Reproduce all of the data below without alteration; exclude every picture.

------ INPUT FOR THIS TASK ------

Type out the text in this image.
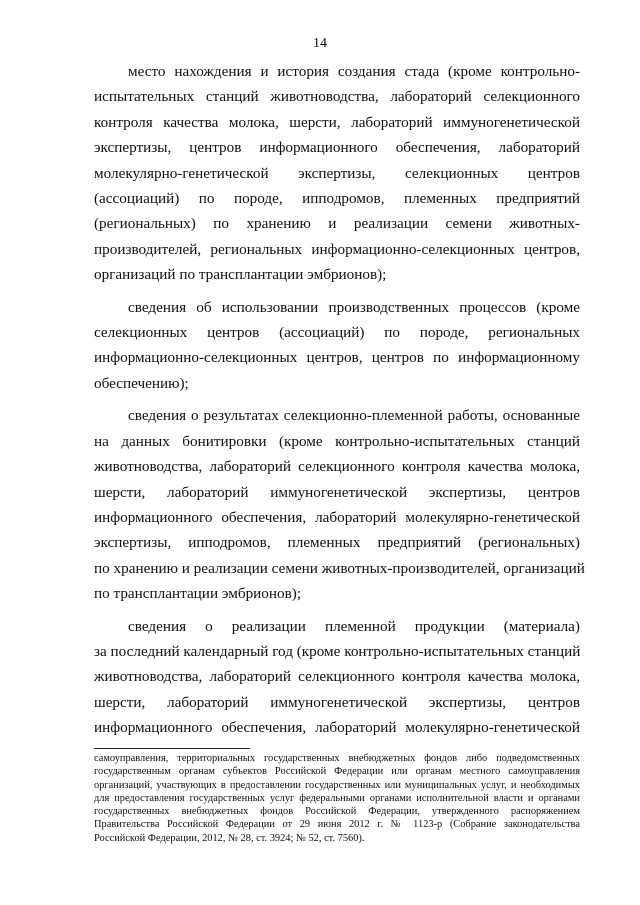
14

место нахождения и история создания стада (кроме контрольно-
испытательных станций животноводства, лабораторий селекционного
контроля качества молока, шерсти, лабораторий иммуногенетической
экспертизы, центров информационного обеспечения, лабораторий
молекулярно-генетической экспертизы, селекционных центров
(ассоциаций) по породе, ипподромов, племенных предприятий
(региональных) по хранению и реализации семени животных-
производителей, региональных информационно-селекционных центров,
организаций по трансплантации эмбрионов);

сведения об использовании производственных процессов (кроме
селекционных центров (ассоциаций) по породе, региональных
информационно-селекционных центров, центров по информационному
обеспечению);

сведения о результатах селекционно-племенной работы, основанные
на данных бонитировки (кроме контрольно-испытательных станций
животноводства, лабораторий селекционного контроля качества молока,
шерсти, лабораторий иммуногенетической экспертизы, центров
информационного обеспечения, лабораторий молекулярно-генетической
экспертизы, ипподромов, племенных предприятий (региональных)
по хранению и реализации семени животных-производителей, организаций
по трансплантации эмбрионов);

сведения о реализации племенной продукции (материала)
за последний календарный год (кроме контрольно-испытательных станций
животноводства, лабораторий селекционного контроля качества молока,
шерсти, лабораторий иммуногенетической экспертизы, центров
информационного обеспечения, лабораторий молекулярно-генетической

самоуправления, территориальных государственных внебюджетных фондов либо подведомственных
государственным органам субъектов Российской Федерации или органам местного самоуправления
организаций, участвующих в предоставлении государственных или муниципальных услуг, и необходимых
для предоставления государственных услуг федеральными органами исполнительной власти и органами
государственных внебюджетных фондов Российской Федерации, утвержденного распоряжением
Правительства Российской Федерации от 29 июня 2012 г. № 1123-р (Собрание законодательства
Российской Федерации, 2012, № 28, ст. 3924; № 52, ст. 7560).
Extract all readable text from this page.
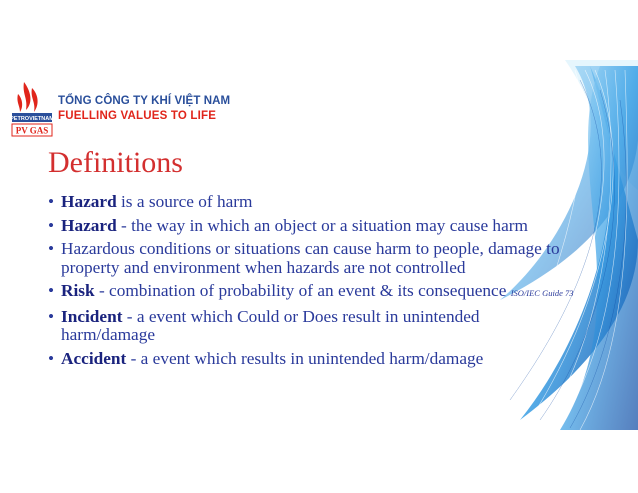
PETROVIETNAM
PV GAS
TỔNG CÔNG TY KHÍ VIỆT NAM
FUELLING VALUES TO LIFE
Definitions
• Hazard is a source of harm
• Hazard - the way in which an object or a situation may cause harm
• Hazardous conditions or situations can cause harm to people, damage to property and environment when hazards are not controlled
• Risk - combination of probability of an event & its consequence ISO/IEC Guide 73
• Incident - a event which Could or Does result in unintended harm/damage
• Accident - a event which results in unintended harm/damage
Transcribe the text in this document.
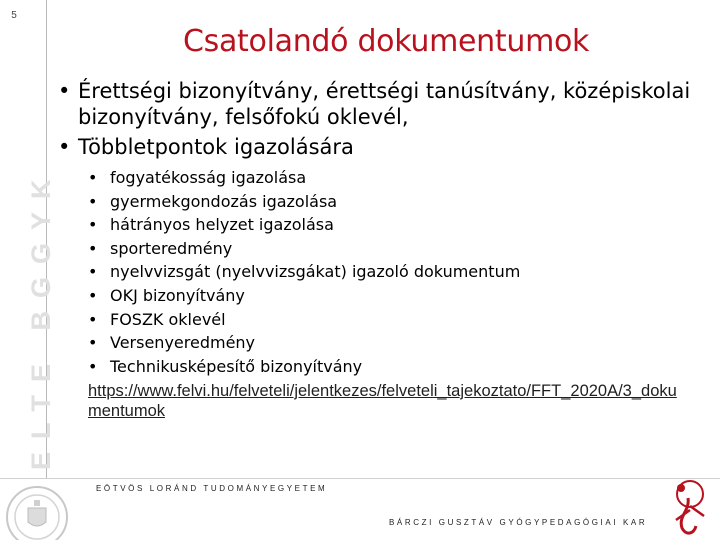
5
ELTE BGGYK
Csatolandó dokumentumok
• Érettségi bizonyítvány, érettségi tanúsítvány, középiskolai bizonyítvány, felsőfokú oklevél,
• Többletpontok igazolására
• fogyatékosság igazolása
• gyermekgondozás igazolása
• hátrányos helyzet igazolása
• sporteredmény
• nyelvvizsgát (nyelvvizsgákat) igazoló dokumentum
• OKJ bizonyítvány
• FOSZK oklevél
• Versenyeredmény
• Technikusképesítő bizonyítvány
https://www.felvi.hu/felveteli/jelentkezes/felveteli_tajekoztato/FFT_2020A/3_dokumentumok
EÖTVÖS LORÁND TUDOMÁNYEGYETEM
BÁRCZI GUSZTÁV GYÓGYPEDAGÓGIAI KAR
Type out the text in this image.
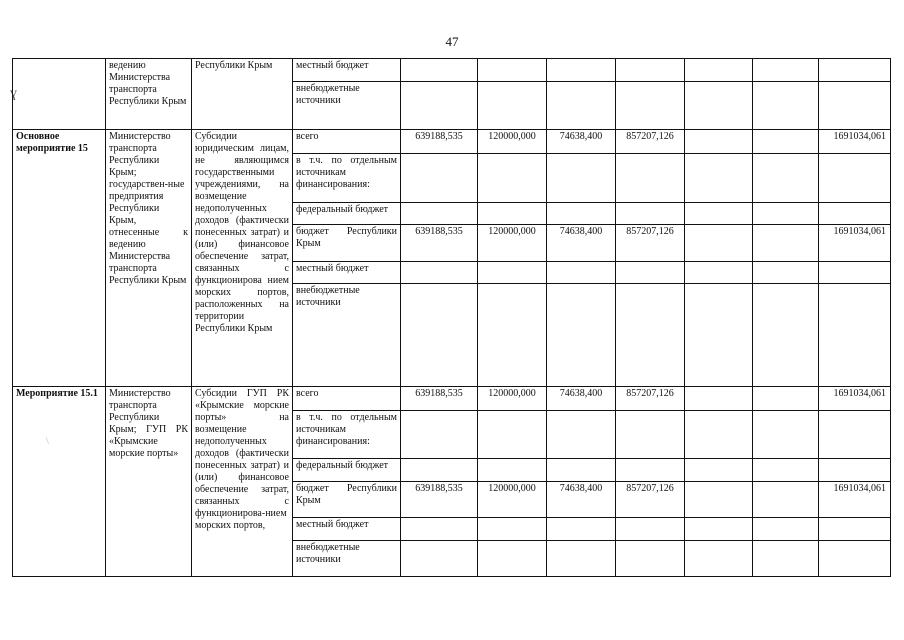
47
ɣ
\
	ведению Министерства транспорта Республики Крым	Республики Крым	местный бюджет							
			внебюджетные источники							
Основное мероприятие 15	Министерство транспорта Республики Крым; государствен-ные предприятия Республики Крым, отнесенные к ведению Министерства транспорта Республики Крым	Субсидии юридическим лицам, не являющимся государственными учреждениями, на возмещение недополученных доходов (фактически понесенных затрат) и (или) финансовое обеспечение затрат, связанных с функционирова нием морских портов, расположенных на территории Республики Крым	всего	639188,535	120000,000	74638,400	857207,126			1691034,061
			в т.ч. по отдельным источникам финансирования:							
			федеральный бюджет							
			бюджет Республики Крым	639188,535	120000,000	74638,400	857207,126			1691034,061
			местный бюджет							
			внебюджетные источники							
Мероприятие 15.1	Министерство транспорта Республики Крым; ГУП РК «Крымские морские порты»	Субсидии ГУП РК «Крымские морские порты» на возмещение недополученных доходов (фактически понесенных затрат) и (или) финансовое обеспечение затрат, связанных с функционирова-нием морских портов,	всего	639188,535	120000,000	74638,400	857207,126			1691034,061
			в т.ч. по отдельным источникам финансирования:							
			федеральный бюджет							
			бюджет Республики Крым	639188,535	120000,000	74638,400	857207,126			1691034,061
			местный бюджет							
			внебюджетные источники							
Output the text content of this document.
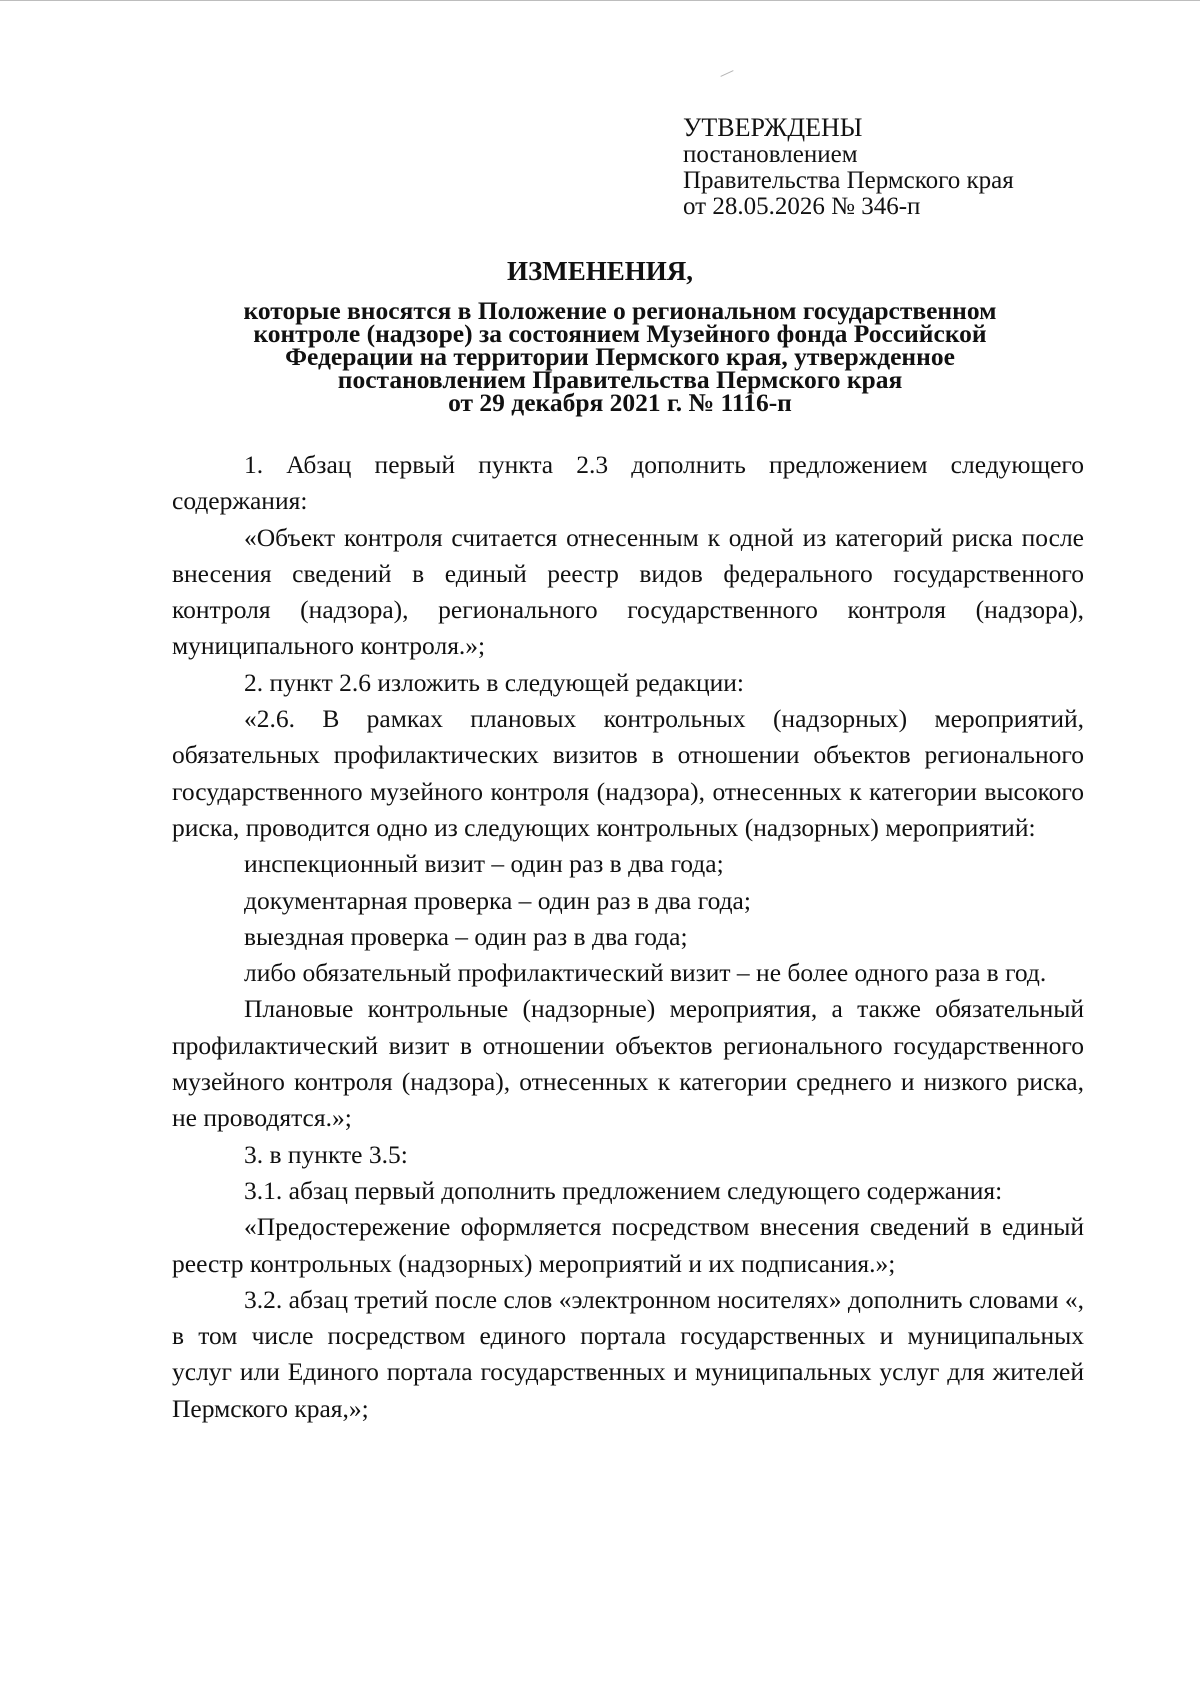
УТВЕРЖДЕНЫ
постановлением
Правительства Пермского края
от 28.05.2026 № 346-п
ИЗМЕНЕНИЯ,
которые вносятся в Положение о региональном государственном
контроле (надзоре) за состоянием Музейного фонда Российской
Федерации на территории Пермского края, утвержденное
постановлением Правительства Пермского края
от 29 декабря 2021 г. № 1116-п

1. Абзац первый пункта 2.3 дополнить предложением следующего содержания:

«Объект контроля считается отнесенным к одной из категорий риска после внесения сведений в единый реестр видов федерального государственного контроля (надзора), регионального государственного контроля (надзора), муниципального контроля.»;

2. пункт 2.6 изложить в следующей редакции:

«2.6. В рамках плановых контрольных (надзорных) мероприятий, обязательных профилактических визитов в отношении объектов регионального государственного музейного контроля (надзора), отнесенных к категории высокого риска, проводится одно из следующих контрольных (надзорных) мероприятий:

инспекционный визит – один раз в два года;

документарная проверка – один раз в два года;

выездная проверка – один раз в два года;

либо обязательный профилактический визит – не более одного раза в год.

Плановые контрольные (надзорные) мероприятия, а также обязательный профилактический визит в отношении объектов регионального государственного музейного контроля (надзора), отнесенных к категории среднего и низкого риска, не проводятся.»;

3. в пункте 3.5:

3.1. абзац первый дополнить предложением следующего содержания:

«Предостережение оформляется посредством внесения сведений в единый реестр контрольных (надзорных) мероприятий и их подписания.»;

3.2. абзац третий после слов «электронном носителях» дополнить словами «, в том числе посредством единого портала государственных и муниципальных услуг или Единого портала государственных и муниципальных услуг для жителей Пермского края,»;
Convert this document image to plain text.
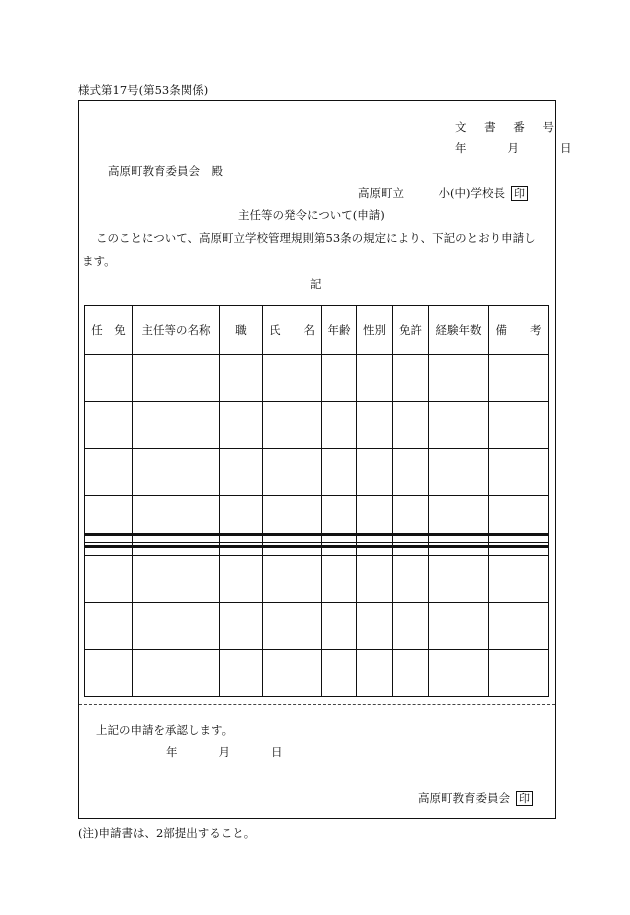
様式第17号(第53条関係)
文 書 番 号
年　　月　　日
高原町教育委員会　殿
高原町立　　　小(中)学校長 印
主任等の発令について(申請)
このことについて、高原町立学校管理規則第53条の規定により、下記のとおり申請し
ます。
記
任　免	主任等の名称	職	氏　　名	年齢	性別	免許	経験年数	備　　考

上記の申請を承認します。
年　　月　　日
高原町教育委員会 印
(注)申請書は、2部提出すること。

------

- [TASK SOLUTION]
Type out the text in this image.
14

место нахождения и история создания стада (кроме контрольно-
испытательных станций животноводства, лабораторий селекционного
контроля качества молока, шерсти, лабораторий иммуногенетической
экспертизы, центров информационного обеспечения, лабораторий
молекулярно-генетической экспертизы, селекционных центров
(ассоциаций) по породе, ипподромов, племенных предприятий
(региональных) по хранению и реализации семени животных-
производителей, региональных информационно-селекционных центров,
организаций по трансплантации эмбрионов);

сведения об использовании производственных процессов (кроме
селекционных центров (ассоциаций) по породе, региональных
информационно-селекционных центров, центров по информационному
обеспечению);

сведения о результатах селекционно-племенной работы, основанные
на данных бонитировки (кроме контрольно-испытательных станций
животноводства, лабораторий селекционного контроля качества молока,
шерсти, лабораторий иммуногенетической экспертизы, центров
информационного обеспечения, лабораторий молекулярно-генетической
экспертизы, ипподромов, племенных предприятий (региональных)
по хранению и реализации семени животных-производителей, организаций
по трансплантации эмбрионов);

сведения о реализации племенной продукции (материала)
за последний календарный год (кроме контрольно-испытательных станций
животноводства, лабораторий селекционного контроля качества молока,
шерсти, лабораторий иммуногенетической экспертизы, центров
информационного обеспечения, лабораторий молекулярно-генетической

самоуправления, территориальных государственных внебюджетных фондов либо подведомственных
государственным органам субъектов Российской Федерации или органам местного самоуправления
организаций, участвующих в предоставлении государственных или муниципальных услуг, и необходимых
для предоставления государственных услуг федеральными органами исполнительной власти и органами
государственных внебюджетных фондов Российской Федерации, утвержденного распоряжением
Правительства Российской Федерации от 29 июня 2012 г. № 1123-р (Собрание законодательства
Российской Федерации, 2012, № 28, ст. 3924; № 52, ст. 7560).
Extract all readable text from this page.
PETROVIETNAM
PV GAS
TỔNG CÔNG TY KHÍ VIỆT NAM
FUELLING VALUES TO LIFE
Definitions
• Hazard is a source of harm
• Hazard - the way in which an object or a situation may cause harm
• Hazardous conditions or situations can cause harm to people, damage to property and environment when hazards are not controlled
• Risk - combination of probability of an event & its consequence ISO/IEC Guide 73
• Incident - a event which Could or Does result in unintended harm/damage
• Accident - a event which results in unintended harm/damage
Transcribe the text in this document.
5
ELTE BGGYK
Csatolandó dokumentumok
• Érettségi bizonyítvány, érettségi tanúsítvány, középiskolai bizonyítvány, felsőfokú oklevél,
• Többletpontok igazolására
• fogyatékosság igazolása
• gyermekgondozás igazolása
• hátrányos helyzet igazolása
• sporteredmény
• nyelvvizsgát (nyelvvizsgákat) igazoló dokumentum
• OKJ bizonyítvány
• FOSZK oklevél
• Versenyeredmény
• Technikusképesítő bizonyítvány
https://www.felvi.hu/felveteli/jelentkezes/felveteli_tajekoztato/FFT_2020A/3_dokumentumok
EÖTVÖS LORÁND TUDOMÁNYEGYETEM
BÁRCZI GUSZTÁV GYÓGYPEDAGÓGIAI KAR
Type out the text in this image.
47
ɣ
\
	ведению Министерства транспорта Республики Крым	Республики Крым	местный бюджет							
			внебюджетные источники							
Основное мероприятие 15	Министерство транспорта Республики Крым; государствен-ные предприятия Республики Крым, отнесенные к ведению Министерства транспорта Республики Крым	Субсидии юридическим лицам, не являющимся государственными учреждениями, на возмещение недополученных доходов (фактически понесенных затрат) и (или) финансовое обеспечение затрат, связанных с функционирова нием морских портов, расположенных на территории Республики Крым	всего	639188,535	120000,000	74638,400	857207,126			1691034,061
			в т.ч. по отдельным источникам финансирования:							
			федеральный бюджет							
			бюджет Республики Крым	639188,535	120000,000	74638,400	857207,126			1691034,061
			местный бюджет							
			внебюджетные источники							
Мероприятие 15.1	Министерство транспорта Республики Крым; ГУП РК «Крымские морские порты»	Субсидии ГУП РК «Крымские морские порты» на возмещение недополученных доходов (фактически понесенных затрат) и (или) финансовое обеспечение затрат, связанных с функционирова-нием морских портов,	всего	639188,535	120000,000	74638,400	857207,126			1691034,061
			в т.ч. по отдельным источникам финансирования:							
			федеральный бюджет							
			бюджет Республики Крым	639188,535	120000,000	74638,400	857207,126			1691034,061
			местный бюджет							
			внебюджетные источники							
Output the text content of this document.
УТВЕРЖДЕНЫ
постановлением
Правительства Пермского края
от 28.05.2026 № 346-п
ИЗМЕНЕНИЯ,
которые вносятся в Положение о региональном государственном
контроле (надзоре) за состоянием Музейного фонда Российской
Федерации на территории Пермского края, утвержденное
постановлением Правительства Пермского края
от 29 декабря 2021 г. № 1116-п

1. Абзац первый пункта 2.3 дополнить предложением следующего содержания:

«Объект контроля считается отнесенным к одной из категорий риска после внесения сведений в единый реестр видов федерального государственного контроля (надзора), регионального государственного контроля (надзора), муниципального контроля.»;

2. пункт 2.6 изложить в следующей редакции:

«2.6. В рамках плановых контрольных (надзорных) мероприятий, обязательных профилактических визитов в отношении объектов регионального государственного музейного контроля (надзора), отнесенных к категории высокого риска, проводится одно из следующих контрольных (надзорных) мероприятий:

инспекционный визит – один раз в два года;

документарная проверка – один раз в два года;

выездная проверка – один раз в два года;

либо обязательный профилактический визит – не более одного раза в год.

Плановые контрольные (надзорные) мероприятия, а также обязательный профилактический визит в отношении объектов регионального государственного музейного контроля (надзора), отнесенных к категории среднего и низкого риска, не проводятся.»;

3. в пункте 3.5:

3.1. абзац первый дополнить предложением следующего содержания:

«Предостережение оформляется посредством внесения сведений в единый реестр контрольных (надзорных) мероприятий и их подписания.»;

3.2. абзац третий после слов «электронном носителях» дополнить словами «, в том числе посредством единого портала государственных и муниципальных услуг или Единого портала государственных и муниципальных услуг для жителей Пермского края,»;
Convert this document image to plain text.
様式第17号(第53条関係)
文 書 番 号
年　　月　　日
高原町教育委員会　殿
高原町立　　　小(中)学校長 印
主任等の発令について(申請)
このことについて、高原町立学校管理規則第53条の規定により、下記のとおり申請し
ます。
記
任　免	主任等の名称	職	氏　　名	年齢	性別	免許	経験年数	備　　考

上記の申請を承認します。
年　　月　　日
高原町教育委員会 印
(注)申請書は、2部提出すること。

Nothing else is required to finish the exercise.